#### SET TASK:
Gather each line of the entries below that includes "pocket".
**** ITEMS
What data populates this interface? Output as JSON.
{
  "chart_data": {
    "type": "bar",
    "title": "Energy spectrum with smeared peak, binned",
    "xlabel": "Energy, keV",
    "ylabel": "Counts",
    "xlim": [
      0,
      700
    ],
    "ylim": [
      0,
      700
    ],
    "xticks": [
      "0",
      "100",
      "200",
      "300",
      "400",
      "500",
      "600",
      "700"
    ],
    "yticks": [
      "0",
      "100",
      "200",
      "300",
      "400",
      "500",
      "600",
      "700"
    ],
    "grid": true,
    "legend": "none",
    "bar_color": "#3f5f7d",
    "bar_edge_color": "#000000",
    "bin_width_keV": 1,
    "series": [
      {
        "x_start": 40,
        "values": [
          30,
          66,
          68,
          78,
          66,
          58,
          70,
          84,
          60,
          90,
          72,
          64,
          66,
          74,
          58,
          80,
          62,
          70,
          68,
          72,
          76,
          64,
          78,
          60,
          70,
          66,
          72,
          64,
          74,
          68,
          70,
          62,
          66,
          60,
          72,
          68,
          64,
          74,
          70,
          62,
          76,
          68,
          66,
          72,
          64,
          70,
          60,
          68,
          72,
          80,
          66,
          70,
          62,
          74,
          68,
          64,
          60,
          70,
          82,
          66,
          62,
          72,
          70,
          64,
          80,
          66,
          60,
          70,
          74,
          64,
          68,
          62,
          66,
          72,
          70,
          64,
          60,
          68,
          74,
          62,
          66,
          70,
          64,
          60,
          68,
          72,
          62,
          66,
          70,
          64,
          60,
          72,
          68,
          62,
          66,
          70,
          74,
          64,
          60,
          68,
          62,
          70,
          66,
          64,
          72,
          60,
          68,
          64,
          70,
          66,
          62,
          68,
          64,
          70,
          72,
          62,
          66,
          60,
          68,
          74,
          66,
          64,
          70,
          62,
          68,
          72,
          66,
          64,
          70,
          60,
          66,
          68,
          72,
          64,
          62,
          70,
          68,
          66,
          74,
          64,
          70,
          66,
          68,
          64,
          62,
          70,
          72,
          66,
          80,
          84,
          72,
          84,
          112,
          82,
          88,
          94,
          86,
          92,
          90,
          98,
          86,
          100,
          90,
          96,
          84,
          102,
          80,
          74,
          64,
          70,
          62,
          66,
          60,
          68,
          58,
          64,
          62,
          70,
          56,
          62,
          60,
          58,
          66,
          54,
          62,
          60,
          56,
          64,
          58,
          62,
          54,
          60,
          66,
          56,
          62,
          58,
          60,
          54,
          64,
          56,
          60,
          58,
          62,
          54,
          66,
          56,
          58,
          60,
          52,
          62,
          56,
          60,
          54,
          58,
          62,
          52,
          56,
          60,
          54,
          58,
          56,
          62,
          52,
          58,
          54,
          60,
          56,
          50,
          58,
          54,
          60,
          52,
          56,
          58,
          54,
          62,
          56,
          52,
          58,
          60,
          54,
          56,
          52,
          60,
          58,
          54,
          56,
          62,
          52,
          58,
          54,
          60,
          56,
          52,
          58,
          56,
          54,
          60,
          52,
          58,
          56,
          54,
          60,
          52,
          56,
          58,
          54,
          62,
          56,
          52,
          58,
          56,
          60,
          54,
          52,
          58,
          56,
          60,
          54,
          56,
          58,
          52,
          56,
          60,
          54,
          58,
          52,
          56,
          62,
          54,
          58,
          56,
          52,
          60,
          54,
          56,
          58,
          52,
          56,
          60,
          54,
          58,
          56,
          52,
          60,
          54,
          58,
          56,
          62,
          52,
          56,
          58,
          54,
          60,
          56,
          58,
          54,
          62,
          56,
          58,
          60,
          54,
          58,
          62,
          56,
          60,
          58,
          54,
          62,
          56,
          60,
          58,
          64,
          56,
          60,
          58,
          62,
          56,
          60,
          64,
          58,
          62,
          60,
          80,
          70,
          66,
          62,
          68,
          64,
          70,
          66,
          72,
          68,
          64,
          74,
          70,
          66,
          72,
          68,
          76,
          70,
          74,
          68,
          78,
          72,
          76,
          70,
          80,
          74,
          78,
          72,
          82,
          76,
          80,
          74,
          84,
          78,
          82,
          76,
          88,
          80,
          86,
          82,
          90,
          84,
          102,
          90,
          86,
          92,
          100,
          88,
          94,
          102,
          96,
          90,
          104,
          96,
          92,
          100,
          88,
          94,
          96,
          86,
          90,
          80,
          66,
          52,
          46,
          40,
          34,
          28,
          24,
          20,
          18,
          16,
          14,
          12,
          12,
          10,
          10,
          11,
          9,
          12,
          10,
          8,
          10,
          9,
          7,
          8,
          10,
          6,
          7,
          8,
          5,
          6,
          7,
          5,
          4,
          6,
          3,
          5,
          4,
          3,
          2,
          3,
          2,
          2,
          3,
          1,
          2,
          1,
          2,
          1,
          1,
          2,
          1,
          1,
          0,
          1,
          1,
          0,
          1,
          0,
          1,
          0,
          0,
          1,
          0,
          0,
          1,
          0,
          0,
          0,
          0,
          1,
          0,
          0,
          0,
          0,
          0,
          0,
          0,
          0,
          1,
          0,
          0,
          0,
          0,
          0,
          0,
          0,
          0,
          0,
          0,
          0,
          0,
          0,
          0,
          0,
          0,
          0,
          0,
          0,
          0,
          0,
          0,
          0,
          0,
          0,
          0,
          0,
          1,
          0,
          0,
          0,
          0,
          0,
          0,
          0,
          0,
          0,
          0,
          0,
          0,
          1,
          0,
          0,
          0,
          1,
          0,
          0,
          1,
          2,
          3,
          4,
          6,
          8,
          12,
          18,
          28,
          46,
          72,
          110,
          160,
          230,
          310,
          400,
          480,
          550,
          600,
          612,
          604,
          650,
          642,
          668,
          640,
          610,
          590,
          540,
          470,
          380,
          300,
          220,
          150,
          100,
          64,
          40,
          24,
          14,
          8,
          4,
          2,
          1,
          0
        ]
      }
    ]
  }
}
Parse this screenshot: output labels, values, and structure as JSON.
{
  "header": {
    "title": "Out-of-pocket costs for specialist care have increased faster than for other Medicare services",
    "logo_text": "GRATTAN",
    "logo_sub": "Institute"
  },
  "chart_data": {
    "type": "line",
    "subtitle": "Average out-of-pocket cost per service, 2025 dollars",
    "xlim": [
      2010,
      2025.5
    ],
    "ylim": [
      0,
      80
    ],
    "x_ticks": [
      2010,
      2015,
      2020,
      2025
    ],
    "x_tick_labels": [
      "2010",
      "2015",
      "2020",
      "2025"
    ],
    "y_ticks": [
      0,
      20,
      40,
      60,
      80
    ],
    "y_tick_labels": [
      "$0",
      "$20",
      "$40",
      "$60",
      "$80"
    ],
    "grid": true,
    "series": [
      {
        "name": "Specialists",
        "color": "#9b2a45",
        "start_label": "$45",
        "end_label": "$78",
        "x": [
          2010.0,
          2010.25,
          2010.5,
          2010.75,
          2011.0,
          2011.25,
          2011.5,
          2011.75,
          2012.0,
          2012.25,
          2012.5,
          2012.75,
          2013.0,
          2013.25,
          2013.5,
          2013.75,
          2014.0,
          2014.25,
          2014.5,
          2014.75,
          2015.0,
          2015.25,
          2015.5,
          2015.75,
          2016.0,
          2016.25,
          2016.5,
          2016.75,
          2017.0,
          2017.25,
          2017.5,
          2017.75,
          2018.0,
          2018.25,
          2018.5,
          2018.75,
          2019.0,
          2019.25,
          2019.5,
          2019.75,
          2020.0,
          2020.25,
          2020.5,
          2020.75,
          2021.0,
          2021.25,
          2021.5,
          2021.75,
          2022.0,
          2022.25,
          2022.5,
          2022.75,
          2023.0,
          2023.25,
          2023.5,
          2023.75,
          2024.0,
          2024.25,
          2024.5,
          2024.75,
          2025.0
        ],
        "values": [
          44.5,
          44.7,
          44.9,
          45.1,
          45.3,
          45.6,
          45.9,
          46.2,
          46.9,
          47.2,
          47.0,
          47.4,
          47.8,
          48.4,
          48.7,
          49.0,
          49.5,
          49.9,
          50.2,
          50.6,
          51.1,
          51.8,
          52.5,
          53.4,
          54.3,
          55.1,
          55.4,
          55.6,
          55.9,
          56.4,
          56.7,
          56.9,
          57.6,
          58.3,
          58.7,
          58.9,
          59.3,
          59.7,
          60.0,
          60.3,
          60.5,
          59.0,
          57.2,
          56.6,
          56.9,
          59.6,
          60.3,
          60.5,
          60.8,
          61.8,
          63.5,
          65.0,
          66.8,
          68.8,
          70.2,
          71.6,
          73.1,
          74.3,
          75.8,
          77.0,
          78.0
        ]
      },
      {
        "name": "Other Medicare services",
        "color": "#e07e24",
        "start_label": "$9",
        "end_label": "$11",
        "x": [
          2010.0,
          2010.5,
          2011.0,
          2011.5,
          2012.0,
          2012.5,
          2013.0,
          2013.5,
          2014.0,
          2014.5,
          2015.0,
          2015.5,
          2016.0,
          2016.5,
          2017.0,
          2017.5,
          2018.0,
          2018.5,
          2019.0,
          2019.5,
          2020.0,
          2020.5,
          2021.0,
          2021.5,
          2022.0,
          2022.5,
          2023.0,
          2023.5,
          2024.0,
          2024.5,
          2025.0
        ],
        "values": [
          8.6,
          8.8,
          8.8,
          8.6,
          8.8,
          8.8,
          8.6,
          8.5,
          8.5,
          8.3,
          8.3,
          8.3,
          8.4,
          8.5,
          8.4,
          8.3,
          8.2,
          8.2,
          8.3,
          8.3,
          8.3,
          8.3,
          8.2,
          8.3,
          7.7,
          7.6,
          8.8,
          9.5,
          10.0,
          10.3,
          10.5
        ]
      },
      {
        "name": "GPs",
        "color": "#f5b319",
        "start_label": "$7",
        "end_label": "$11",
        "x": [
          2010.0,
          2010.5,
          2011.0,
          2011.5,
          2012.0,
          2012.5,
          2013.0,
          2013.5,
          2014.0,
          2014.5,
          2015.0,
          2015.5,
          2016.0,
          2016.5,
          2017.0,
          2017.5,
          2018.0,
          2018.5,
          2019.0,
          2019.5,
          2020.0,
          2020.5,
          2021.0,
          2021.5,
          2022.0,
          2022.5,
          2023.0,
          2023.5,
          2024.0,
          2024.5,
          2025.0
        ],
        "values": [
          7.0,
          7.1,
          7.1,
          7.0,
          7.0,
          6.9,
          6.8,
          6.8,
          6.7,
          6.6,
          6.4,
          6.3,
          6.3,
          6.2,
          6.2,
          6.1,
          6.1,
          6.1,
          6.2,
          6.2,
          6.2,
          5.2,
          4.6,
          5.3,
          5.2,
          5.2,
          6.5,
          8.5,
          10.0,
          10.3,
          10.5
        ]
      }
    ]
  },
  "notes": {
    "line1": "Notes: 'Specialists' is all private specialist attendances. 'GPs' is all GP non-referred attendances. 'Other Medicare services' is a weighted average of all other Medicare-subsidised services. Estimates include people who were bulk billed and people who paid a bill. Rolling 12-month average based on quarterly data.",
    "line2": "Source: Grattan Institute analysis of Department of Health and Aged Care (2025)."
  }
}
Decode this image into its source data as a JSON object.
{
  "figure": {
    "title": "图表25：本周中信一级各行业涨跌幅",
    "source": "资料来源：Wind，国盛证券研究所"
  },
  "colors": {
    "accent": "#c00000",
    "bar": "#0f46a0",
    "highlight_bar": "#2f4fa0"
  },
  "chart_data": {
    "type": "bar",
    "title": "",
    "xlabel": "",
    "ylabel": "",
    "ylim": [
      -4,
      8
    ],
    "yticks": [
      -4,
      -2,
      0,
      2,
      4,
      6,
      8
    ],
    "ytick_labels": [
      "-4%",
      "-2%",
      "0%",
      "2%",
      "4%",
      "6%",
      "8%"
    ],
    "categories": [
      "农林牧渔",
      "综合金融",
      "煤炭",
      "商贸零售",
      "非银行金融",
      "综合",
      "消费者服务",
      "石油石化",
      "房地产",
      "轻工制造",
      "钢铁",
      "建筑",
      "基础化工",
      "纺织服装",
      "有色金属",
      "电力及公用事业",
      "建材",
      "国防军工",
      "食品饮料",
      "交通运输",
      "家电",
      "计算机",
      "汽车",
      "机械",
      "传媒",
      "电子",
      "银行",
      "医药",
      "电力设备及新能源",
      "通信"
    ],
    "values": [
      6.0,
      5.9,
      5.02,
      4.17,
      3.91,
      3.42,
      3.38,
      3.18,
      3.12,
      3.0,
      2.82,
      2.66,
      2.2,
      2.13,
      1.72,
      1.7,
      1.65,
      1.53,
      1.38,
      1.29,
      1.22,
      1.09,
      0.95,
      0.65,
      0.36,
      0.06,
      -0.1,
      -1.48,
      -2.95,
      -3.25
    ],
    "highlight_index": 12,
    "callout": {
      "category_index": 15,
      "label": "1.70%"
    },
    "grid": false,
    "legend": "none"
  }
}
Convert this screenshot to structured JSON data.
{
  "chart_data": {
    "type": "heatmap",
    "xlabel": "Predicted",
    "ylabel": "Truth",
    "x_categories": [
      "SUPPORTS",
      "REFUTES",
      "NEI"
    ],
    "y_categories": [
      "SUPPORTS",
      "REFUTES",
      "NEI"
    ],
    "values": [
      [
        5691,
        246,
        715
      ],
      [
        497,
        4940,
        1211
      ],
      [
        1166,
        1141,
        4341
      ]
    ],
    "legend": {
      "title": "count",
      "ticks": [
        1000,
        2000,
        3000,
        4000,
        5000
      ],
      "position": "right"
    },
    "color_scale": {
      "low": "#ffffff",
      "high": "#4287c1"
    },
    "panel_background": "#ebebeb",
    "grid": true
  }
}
********
#### COMPLETED EXERCISE:
    "title": "Out-of-pocket costs for specialist care have increased faster than for other Medicare services",
    "subtitle": "Average out-of-pocket cost per service, 2025 dollars",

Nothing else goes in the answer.